(Collected data entries)
────────────────────────────────────────

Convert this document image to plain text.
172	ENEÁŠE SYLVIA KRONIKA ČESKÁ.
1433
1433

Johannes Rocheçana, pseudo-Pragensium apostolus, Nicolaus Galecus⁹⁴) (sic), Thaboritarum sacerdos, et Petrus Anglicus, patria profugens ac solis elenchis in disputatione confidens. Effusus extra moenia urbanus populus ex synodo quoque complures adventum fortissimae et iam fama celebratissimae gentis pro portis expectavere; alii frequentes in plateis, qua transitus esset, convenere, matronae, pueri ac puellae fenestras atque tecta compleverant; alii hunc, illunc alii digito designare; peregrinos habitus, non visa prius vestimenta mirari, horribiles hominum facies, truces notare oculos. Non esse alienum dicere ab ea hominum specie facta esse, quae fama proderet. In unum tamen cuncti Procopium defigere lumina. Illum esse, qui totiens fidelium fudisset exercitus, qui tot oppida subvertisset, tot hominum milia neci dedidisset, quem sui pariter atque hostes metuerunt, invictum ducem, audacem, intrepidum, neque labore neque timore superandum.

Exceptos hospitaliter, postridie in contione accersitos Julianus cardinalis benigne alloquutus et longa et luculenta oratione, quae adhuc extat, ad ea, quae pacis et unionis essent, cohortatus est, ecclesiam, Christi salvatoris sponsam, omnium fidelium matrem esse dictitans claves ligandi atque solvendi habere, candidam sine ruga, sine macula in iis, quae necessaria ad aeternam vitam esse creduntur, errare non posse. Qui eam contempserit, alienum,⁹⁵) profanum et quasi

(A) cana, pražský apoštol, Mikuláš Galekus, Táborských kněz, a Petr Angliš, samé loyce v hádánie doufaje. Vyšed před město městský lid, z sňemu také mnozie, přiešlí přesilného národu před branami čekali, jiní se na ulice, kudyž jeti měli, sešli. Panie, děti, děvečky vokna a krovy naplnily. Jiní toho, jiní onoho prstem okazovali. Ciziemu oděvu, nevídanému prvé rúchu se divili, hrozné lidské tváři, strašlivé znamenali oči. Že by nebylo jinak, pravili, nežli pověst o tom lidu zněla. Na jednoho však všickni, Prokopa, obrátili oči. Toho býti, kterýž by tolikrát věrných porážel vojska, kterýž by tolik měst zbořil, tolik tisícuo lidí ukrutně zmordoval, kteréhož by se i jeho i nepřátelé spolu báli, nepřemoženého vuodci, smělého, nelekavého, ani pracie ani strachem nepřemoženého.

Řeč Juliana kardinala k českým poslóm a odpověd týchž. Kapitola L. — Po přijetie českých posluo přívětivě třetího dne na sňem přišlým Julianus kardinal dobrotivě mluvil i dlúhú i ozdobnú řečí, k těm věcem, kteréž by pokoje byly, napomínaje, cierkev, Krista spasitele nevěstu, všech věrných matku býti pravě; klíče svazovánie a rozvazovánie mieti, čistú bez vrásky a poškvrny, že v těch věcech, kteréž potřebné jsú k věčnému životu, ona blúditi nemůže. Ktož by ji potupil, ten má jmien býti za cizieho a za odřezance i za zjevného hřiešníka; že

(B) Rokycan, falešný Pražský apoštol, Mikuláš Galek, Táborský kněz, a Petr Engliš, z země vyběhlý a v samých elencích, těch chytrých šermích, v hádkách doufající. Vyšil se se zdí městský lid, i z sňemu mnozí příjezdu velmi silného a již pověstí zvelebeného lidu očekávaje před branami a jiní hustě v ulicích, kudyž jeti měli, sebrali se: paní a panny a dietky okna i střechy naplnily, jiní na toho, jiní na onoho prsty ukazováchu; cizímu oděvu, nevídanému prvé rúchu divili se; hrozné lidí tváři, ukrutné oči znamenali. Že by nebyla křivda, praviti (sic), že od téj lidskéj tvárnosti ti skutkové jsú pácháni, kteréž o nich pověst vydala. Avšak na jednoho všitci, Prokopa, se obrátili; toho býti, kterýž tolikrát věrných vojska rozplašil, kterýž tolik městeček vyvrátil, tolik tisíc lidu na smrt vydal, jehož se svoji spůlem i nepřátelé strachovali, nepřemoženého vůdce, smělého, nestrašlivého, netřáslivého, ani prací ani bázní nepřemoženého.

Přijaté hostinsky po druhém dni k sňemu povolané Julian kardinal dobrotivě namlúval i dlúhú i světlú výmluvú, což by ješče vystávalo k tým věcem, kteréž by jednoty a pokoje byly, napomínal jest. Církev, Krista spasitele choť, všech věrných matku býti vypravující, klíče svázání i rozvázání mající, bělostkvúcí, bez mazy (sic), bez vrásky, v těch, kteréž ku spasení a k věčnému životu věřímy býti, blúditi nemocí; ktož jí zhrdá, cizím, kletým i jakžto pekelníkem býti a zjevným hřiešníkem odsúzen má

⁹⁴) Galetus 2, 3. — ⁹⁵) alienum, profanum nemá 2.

────────────────────────────────────────

What is asked:
Extract the data in full. Keep it word for word.

Expected output:
Convert this document image to plain text.
172	ENEÁŠE SYLVIA KRONIKA ČESKÁ.
1433
1433

Johannes Rocheçana, pseudo-Pragensium apostolus, Nicolaus Galecus⁹⁴) (sic), Thaboritarum sacerdos, et Petrus Anglicus, patria profugens ac solis elenchis in disputatione confidens. Effusus extra moenia urbanus populus ex synodo quoque complures adventum fortissimae et iam fama celebratissimae gentis pro portis expectavere; alii frequentes in plateis, qua transitus esset, convenere, matronae, pueri ac puellae fenestras atque tecta compleverant; alii hunc, illunc alii digito designare; peregrinos habitus, non visa prius vestimenta mirari, horribiles hominum facies, truces notare oculos. Non esse alienum dicere ab ea hominum specie facta esse, quae fama proderet. In unum tamen cuncti Procopium defigere lumina. Illum esse, qui totiens fidelium fudisset exercitus, qui tot oppida subvertisset, tot hominum milia neci dedidisset, quem sui pariter atque hostes metuerunt, invictum ducem, audacem, intrepidum, neque labore neque timore superandum.

Exceptos hospitaliter, postridie in contione accersitos Julianus cardinalis benigne alloquutus et longa et luculenta oratione, quae adhuc extat, ad ea, quae pacis et unionis essent, cohortatus est, ecclesiam, Christi salvatoris sponsam, omnium fidelium matrem esse dictitans claves ligandi atque solvendi habere, candidam sine ruga, sine macula in iis, quae necessaria ad aeternam vitam esse creduntur, errare non posse. Qui eam contempserit, alienum,⁹⁵) profanum et quasi

(A) cana, pražský apoštol, Mikuláš Galekus, Táborských kněz, a Petr Angliš, samé loyce v hádánie doufaje. Vyšed před město městský lid, z sňemu také mnozie, přiešlí přesilného národu před branami čekali, jiní se na ulice, kudyž jeti měli, sešli. Panie, děti, děvečky vokna a krovy naplnily. Jiní toho, jiní onoho prstem okazovali. Ciziemu oděvu, nevídanému prvé rúchu se divili, hrozné lidské tváři, strašlivé znamenali oči. Že by nebylo jinak, pravili, nežli pověst o tom lidu zněla. Na jednoho však všickni, Prokopa, obrátili oči. Toho býti, kterýž by tolikrát věrných porážel vojska, kterýž by tolik měst zbořil, tolik tisícuo lidí ukrutně zmordoval, kteréhož by se i jeho i nepřátelé spolu báli, nepřemoženého vuodci, smělého, nelekavého, ani pracie ani strachem nepřemoženého.

Řeč Juliana kardinala k českým poslóm a odpověd týchž. Kapitola L. — Po přijetie českých posluo přívětivě třetího dne na sňem přišlým Julianus kardinal dobrotivě mluvil i dlúhú i ozdobnú řečí, k těm věcem, kteréž by pokoje byly, napomínaje, cierkev, Krista spasitele nevěstu, všech věrných matku býti pravě; klíče svazovánie a rozvazovánie mieti, čistú bez vrásky a poškvrny, že v těch věcech, kteréž potřebné jsú k věčnému životu, ona blúditi nemůže. Ktož by ji potupil, ten má jmien býti za cizieho a za odřezance i za zjevného hřiešníka; že

(B) Rokycan, falešný Pražský apoštol, Mikuláš Galek, Táborský kněz, a Petr Engliš, z země vyběhlý a v samých elencích, těch chytrých šermích, v hádkách doufající. Vyšil se se zdí městský lid, i z sňemu mnozí příjezdu velmi silného a již pověstí zvelebeného lidu očekávaje před branami a jiní hustě v ulicích, kudyž jeti měli, sebrali se: paní a panny a dietky okna i střechy naplnily, jiní na toho, jiní na onoho prsty ukazováchu; cizímu oděvu, nevídanému prvé rúchu divili se; hrozné lidí tváři, ukrutné oči znamenali. Že by nebyla křivda, praviti (sic), že od téj lidskéj tvárnosti ti skutkové jsú pácháni, kteréž o nich pověst vydala. Avšak na jednoho všitci, Prokopa, se obrátili; toho býti, kterýž tolikrát věrných vojska rozplašil, kterýž tolik městeček vyvrátil, tolik tisíc lidu na smrt vydal, jehož se svoji spůlem i nepřátelé strachovali, nepřemoženého vůdce, smělého, nestrašlivého, netřáslivého, ani prací ani bázní nepřemoženého.

Přijaté hostinsky po druhém dni k sňemu povolané Julian kardinal dobrotivě namlúval i dlúhú i světlú výmluvú, což by ješče vystávalo k tým věcem, kteréž by jednoty a pokoje byly, napomínal jest. Církev, Krista spasitele choť, všech věrných matku býti vypravující, klíče svázání i rozvázání mající, bělostkvúcí, bez mazy (sic), bez vrásky, v těch, kteréž ku spasení a k věčnému životu věřímy býti, blúditi nemocí; ktož jí zhrdá, cizím, kletým i jakžto pekelníkem býti a zjevným hřiešníkem odsúzen má

⁹⁴) Galetus 2, 3. — ⁹⁵) alienum, profanum nemá 2.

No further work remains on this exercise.